■ THE TASK
Which lines in the listing below contain the string "OUTLET", with uppercase and lowercase letters matching exactly? Copy each of those lines in full.

■ DATASET EXCERPTS
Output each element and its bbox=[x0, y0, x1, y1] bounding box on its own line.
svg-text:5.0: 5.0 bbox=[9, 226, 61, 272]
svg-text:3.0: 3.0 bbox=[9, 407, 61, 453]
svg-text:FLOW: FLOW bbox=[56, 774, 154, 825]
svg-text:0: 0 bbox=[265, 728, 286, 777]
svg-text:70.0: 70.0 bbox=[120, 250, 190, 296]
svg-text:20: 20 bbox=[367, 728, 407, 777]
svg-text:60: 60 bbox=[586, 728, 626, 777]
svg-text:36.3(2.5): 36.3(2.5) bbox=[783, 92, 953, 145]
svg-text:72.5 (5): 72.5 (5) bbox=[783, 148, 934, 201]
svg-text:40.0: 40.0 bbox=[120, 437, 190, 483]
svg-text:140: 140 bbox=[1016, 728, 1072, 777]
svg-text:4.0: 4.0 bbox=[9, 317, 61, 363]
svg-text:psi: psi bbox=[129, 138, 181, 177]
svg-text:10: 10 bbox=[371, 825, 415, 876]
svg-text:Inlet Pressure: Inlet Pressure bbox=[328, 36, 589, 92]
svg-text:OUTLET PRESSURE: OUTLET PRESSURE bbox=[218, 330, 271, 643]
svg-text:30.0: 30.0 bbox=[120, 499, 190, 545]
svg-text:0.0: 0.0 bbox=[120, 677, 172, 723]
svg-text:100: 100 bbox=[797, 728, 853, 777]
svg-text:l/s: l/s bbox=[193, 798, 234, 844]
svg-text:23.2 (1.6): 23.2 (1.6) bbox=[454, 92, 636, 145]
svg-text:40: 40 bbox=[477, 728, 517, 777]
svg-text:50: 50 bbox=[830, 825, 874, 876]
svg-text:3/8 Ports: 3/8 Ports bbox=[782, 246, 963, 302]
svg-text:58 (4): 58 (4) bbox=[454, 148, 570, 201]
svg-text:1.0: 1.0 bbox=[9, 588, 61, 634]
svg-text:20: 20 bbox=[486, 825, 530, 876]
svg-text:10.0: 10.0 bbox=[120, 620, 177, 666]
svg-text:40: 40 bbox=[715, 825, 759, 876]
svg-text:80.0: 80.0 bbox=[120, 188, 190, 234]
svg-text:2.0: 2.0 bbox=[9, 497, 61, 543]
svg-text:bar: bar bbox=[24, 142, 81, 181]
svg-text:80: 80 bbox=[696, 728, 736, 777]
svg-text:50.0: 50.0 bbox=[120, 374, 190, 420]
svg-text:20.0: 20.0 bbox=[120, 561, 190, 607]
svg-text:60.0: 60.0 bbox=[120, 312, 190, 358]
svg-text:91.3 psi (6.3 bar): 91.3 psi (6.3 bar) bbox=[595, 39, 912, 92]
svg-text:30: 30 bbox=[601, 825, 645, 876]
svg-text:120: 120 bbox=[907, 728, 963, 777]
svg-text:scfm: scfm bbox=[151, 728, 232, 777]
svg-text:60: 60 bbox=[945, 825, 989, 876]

■ RESULT OF THE TASK
svg-text:OUTLET PRESSURE: OUTLET PRESSURE bbox=[218, 330, 271, 643]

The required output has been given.